-- start --

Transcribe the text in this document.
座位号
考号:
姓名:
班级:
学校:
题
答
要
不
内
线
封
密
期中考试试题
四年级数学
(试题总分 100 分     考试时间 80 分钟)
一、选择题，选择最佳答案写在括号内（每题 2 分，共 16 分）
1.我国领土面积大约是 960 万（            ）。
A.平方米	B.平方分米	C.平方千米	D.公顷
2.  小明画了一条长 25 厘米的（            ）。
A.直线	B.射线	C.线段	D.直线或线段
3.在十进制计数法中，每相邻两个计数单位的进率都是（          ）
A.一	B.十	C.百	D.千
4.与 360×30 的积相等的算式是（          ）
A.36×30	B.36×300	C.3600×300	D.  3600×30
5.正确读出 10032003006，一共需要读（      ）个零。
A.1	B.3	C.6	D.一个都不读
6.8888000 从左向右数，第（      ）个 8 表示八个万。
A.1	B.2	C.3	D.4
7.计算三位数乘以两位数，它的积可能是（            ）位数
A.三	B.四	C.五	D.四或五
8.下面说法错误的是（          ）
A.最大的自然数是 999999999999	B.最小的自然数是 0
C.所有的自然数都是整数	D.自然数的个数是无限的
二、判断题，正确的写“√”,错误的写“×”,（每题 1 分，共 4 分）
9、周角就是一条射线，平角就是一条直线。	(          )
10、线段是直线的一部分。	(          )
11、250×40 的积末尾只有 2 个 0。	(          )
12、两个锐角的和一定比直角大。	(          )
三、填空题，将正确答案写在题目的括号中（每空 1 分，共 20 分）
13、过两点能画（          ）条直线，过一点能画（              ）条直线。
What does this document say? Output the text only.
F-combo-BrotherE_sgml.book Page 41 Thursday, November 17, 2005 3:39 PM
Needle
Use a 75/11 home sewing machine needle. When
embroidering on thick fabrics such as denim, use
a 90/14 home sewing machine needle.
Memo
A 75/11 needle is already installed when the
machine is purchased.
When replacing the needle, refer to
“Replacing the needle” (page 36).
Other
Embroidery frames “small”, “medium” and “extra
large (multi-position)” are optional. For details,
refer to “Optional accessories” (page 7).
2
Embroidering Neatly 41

-- end --

Quote each line above in full, word for word.

Transcribe the text in this document.
座位号
考号:
姓名:
班级:
学校:
题
答
要
不
内
线
封
密
期中考试试题
四年级数学
(试题总分 100 分     考试时间 80 分钟)
一、选择题，选择最佳答案写在括号内（每题 2 分，共 16 分）
1.我国领土面积大约是 960 万（            ）。
A.平方米	B.平方分米	C.平方千米	D.公顷
2.  小明画了一条长 25 厘米的（            ）。
A.直线	B.射线	C.线段	D.直线或线段
3.在十进制计数法中，每相邻两个计数单位的进率都是（          ）
A.一	B.十	C.百	D.千
4.与 360×30 的积相等的算式是（          ）
A.36×30	B.36×300	C.3600×300	D.  3600×30
5.正确读出 10032003006，一共需要读（      ）个零。
A.1	B.3	C.6	D.一个都不读
6.8888000 从左向右数，第（      ）个 8 表示八个万。
A.1	B.2	C.3	D.4
7.计算三位数乘以两位数，它的积可能是（            ）位数
A.三	B.四	C.五	D.四或五
8.下面说法错误的是（          ）
A.最大的自然数是 999999999999	B.最小的自然数是 0
C.所有的自然数都是整数	D.自然数的个数是无限的
二、判断题，正确的写“√”,错误的写“×”,（每题 1 分，共 4 分）
9、周角就是一条射线，平角就是一条直线。	(          )
10、线段是直线的一部分。	(          )
11、250×40 的积末尾只有 2 个 0。	(          )
12、两个锐角的和一定比直角大。	(          )
三、填空题，将正确答案写在题目的括号中（每空 1 分，共 20 分）
13、过两点能画（          ）条直线，过一点能画（              ）条直线。
What does this document say? Output the text only.
F-combo-BrotherE_sgml.book Page 41 Thursday, November 17, 2005 3:39 PM
Needle
Use a 75/11 home sewing machine needle. When
embroidering on thick fabrics such as denim, use
a 90/14 home sewing machine needle.
Memo
A 75/11 needle is already installed when the
machine is purchased.
When replacing the needle, refer to
“Replacing the needle” (page 36).
Other
Embroidery frames “small”, “medium” and “extra
large (multi-position)” are optional. For details,
refer to “Optional accessories” (page 7).
2
Embroidering Neatly 41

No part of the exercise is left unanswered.